>>>>
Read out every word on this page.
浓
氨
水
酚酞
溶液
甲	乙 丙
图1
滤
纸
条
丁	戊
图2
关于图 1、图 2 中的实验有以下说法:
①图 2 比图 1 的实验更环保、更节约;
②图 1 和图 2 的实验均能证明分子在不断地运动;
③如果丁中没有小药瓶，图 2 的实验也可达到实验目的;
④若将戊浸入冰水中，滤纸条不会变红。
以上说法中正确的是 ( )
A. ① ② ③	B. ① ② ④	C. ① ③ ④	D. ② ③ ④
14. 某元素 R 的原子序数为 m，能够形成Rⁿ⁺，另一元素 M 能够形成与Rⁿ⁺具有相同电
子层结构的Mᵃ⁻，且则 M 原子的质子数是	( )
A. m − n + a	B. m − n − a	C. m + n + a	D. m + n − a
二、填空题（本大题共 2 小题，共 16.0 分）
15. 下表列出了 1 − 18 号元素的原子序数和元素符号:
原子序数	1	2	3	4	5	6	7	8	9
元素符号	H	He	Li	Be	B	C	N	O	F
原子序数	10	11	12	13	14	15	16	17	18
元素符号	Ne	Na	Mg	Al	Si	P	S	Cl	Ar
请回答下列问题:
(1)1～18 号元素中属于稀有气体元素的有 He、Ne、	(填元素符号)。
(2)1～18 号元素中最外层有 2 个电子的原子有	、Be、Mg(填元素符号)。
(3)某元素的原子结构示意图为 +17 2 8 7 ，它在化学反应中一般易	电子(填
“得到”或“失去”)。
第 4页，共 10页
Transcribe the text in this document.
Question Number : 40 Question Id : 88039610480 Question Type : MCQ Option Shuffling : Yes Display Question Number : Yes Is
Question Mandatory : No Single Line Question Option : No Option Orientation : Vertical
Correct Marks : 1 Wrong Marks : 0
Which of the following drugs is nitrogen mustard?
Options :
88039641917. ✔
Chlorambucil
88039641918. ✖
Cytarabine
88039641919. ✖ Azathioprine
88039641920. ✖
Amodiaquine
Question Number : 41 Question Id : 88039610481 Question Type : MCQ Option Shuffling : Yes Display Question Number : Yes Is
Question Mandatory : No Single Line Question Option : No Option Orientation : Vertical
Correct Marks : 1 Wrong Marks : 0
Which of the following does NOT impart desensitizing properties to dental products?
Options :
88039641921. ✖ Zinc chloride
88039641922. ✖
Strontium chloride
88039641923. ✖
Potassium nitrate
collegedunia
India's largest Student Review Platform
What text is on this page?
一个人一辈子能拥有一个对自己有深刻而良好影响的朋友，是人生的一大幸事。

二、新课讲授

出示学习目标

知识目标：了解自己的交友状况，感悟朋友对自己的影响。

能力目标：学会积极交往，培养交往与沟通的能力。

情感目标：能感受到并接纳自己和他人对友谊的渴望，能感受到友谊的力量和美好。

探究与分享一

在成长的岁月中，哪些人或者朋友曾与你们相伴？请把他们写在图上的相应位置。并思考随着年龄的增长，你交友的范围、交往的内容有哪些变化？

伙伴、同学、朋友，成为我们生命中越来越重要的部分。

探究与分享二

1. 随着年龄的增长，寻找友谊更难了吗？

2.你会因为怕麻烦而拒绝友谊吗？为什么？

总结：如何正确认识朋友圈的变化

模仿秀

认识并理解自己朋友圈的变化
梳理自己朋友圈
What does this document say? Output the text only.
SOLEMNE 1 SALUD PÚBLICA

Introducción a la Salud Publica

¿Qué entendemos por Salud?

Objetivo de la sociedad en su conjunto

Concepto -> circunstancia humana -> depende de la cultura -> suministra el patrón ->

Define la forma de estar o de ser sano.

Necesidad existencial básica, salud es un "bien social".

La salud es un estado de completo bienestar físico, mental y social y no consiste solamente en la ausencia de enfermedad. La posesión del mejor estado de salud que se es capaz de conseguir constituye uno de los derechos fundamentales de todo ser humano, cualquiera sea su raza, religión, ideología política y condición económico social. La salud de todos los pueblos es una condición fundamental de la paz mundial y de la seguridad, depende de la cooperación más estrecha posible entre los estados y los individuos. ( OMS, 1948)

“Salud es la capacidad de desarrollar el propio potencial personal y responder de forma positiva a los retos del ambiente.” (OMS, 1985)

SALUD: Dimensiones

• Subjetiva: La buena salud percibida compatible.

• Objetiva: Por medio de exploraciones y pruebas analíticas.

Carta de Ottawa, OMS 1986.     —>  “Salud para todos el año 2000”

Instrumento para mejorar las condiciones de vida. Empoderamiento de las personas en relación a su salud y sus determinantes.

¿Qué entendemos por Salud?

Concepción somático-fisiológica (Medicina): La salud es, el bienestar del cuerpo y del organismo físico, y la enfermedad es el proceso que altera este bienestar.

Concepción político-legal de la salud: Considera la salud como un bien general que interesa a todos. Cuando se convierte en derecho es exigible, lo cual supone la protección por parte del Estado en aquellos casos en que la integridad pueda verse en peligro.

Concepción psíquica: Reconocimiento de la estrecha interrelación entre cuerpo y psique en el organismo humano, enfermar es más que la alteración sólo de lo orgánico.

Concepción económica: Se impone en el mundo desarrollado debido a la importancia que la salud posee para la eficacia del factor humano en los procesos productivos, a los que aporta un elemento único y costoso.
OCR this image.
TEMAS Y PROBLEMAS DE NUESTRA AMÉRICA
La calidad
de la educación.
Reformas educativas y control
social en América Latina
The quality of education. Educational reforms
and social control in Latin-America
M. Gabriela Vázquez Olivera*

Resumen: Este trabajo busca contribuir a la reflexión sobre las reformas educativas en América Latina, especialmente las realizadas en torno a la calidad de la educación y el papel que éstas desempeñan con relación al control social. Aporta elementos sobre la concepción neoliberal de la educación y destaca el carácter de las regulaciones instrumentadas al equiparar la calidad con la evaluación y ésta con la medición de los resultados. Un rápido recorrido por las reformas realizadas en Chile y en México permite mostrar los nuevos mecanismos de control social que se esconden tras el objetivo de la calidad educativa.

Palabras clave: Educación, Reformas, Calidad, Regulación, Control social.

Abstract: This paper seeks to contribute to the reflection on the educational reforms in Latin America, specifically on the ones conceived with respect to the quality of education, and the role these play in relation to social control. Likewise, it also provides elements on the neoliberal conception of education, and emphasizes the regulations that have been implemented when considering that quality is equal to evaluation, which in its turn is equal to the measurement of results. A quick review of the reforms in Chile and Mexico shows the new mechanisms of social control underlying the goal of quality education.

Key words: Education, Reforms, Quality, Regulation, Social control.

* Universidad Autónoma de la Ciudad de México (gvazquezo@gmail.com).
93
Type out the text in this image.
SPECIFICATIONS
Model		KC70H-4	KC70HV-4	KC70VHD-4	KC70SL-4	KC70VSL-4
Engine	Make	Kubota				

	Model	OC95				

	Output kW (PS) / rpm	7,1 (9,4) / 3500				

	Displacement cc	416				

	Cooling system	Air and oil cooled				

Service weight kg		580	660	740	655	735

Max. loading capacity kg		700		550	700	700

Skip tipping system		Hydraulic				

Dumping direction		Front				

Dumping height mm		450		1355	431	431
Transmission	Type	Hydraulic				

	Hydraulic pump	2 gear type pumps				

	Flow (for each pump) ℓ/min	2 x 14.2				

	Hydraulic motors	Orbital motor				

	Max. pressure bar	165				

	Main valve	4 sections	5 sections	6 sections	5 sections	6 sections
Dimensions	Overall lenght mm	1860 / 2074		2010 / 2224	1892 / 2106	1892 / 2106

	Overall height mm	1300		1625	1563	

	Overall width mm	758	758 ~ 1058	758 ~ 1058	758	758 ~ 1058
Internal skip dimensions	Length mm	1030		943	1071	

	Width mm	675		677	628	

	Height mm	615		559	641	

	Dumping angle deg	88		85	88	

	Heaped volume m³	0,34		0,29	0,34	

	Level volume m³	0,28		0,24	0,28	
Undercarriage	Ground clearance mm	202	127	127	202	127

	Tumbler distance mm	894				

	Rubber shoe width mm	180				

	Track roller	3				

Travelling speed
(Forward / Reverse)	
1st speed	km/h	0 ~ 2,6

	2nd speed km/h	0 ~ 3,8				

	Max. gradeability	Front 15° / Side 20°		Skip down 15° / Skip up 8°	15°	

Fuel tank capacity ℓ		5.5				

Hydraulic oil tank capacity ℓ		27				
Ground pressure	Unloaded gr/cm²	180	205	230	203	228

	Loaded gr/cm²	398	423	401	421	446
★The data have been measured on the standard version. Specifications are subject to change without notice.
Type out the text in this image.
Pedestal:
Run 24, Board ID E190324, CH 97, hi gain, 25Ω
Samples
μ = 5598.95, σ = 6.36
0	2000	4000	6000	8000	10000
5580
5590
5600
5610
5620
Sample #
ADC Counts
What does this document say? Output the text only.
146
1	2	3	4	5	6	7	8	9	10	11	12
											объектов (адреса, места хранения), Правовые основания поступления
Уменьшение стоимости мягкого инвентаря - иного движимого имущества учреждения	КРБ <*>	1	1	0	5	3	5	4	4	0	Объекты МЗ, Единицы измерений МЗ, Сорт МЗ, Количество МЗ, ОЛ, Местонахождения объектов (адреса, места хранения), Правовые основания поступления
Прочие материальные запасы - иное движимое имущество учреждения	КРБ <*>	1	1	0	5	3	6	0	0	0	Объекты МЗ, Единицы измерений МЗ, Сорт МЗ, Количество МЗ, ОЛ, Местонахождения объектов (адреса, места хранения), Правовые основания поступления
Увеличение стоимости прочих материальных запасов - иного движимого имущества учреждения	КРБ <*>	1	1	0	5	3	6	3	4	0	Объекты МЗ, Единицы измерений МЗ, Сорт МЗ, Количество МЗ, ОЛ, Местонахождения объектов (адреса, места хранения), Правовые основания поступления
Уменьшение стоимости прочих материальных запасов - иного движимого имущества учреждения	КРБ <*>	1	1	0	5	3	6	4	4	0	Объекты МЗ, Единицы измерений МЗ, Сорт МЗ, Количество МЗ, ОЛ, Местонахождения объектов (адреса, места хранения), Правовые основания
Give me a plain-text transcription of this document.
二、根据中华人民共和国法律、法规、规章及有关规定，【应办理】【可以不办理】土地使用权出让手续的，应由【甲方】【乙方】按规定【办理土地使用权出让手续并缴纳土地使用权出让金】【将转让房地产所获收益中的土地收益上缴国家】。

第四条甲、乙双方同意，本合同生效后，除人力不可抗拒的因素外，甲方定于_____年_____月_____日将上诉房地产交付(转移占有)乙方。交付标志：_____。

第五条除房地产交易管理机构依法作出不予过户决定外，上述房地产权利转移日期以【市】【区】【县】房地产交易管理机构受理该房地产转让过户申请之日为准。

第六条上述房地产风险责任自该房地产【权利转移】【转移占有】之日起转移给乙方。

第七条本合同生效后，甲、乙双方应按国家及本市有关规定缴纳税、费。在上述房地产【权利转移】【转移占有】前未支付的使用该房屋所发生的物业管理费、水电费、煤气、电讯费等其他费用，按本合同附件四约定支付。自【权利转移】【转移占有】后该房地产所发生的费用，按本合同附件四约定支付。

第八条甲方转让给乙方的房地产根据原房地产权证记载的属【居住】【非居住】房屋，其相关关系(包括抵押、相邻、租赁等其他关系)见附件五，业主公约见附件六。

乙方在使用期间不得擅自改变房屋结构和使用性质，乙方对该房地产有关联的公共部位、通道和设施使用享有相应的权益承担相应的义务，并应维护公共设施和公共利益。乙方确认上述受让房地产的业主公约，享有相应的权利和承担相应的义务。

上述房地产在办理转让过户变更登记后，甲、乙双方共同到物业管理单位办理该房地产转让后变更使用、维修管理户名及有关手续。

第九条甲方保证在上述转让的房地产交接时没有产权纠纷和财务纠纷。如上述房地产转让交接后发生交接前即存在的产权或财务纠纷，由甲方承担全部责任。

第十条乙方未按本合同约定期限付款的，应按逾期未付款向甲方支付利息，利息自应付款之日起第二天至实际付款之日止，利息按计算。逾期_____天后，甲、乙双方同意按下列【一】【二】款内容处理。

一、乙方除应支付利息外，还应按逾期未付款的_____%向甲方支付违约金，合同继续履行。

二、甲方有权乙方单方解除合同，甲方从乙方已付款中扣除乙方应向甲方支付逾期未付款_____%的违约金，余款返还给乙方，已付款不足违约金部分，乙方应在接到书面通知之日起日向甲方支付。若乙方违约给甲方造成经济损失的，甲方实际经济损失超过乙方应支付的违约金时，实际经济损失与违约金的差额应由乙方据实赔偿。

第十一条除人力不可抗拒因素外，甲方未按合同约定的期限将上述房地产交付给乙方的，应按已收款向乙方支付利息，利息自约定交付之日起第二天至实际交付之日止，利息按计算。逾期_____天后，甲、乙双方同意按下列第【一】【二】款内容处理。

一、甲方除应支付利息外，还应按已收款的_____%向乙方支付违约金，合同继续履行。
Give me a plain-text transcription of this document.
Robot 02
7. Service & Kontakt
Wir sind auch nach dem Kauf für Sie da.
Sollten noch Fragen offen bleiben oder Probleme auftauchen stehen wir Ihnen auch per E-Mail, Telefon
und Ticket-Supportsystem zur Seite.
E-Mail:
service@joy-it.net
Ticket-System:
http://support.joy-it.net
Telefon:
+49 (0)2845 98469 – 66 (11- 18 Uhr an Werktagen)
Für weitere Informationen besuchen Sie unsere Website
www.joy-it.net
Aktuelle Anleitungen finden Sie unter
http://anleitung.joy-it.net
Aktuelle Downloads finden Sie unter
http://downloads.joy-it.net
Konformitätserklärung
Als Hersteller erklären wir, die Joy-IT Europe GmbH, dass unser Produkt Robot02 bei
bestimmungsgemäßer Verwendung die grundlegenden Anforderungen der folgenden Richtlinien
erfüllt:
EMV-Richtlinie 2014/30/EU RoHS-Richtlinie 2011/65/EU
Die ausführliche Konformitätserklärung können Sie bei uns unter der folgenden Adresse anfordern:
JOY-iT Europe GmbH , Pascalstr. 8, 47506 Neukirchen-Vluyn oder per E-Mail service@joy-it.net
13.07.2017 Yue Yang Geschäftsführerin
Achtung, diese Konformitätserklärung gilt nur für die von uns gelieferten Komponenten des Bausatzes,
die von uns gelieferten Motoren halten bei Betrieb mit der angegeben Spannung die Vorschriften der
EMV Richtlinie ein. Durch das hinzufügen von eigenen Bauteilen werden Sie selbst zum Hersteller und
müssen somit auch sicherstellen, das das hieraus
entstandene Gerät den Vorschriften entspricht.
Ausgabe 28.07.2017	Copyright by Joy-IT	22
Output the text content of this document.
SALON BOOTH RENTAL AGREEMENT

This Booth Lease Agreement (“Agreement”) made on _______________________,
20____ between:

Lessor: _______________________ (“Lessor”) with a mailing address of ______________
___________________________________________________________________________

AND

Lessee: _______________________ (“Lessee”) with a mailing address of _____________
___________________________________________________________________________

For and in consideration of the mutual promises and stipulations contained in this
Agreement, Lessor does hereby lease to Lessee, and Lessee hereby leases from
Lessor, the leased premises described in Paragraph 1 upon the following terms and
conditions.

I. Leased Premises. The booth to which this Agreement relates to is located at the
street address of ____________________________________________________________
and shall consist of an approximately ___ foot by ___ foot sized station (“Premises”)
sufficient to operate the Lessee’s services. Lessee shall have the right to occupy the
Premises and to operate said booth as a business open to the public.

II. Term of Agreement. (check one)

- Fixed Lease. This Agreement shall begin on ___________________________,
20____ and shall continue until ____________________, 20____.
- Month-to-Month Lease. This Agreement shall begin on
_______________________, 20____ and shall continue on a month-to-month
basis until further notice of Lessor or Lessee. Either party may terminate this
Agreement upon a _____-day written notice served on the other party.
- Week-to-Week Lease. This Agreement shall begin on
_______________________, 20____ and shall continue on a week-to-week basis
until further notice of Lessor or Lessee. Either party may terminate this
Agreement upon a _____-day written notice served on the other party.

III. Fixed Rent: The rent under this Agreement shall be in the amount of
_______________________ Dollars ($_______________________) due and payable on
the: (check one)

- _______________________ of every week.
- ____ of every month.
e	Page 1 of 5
<<<<
Select and copy every line of the listing with the word "款内容处理".

第十条乙方未按本合同约定期限付款的，应按逾期未付款向甲方支付利息，利息自应付款之日起第二天至实际付款之日止，利息按计算。逾期_____天后，甲、乙双方同意按下列【一】【二】款内容处理。
第十一条除人力不可抗拒因素外，甲方未按合同约定的期限将上述房地产交付给乙方的，应按已收款向乙方支付利息，利息自约定交付之日起第二天至实际交付之日止，利息按计算。逾期_____天后，甲、乙双方同意按下列第【一】【二】款内容处理。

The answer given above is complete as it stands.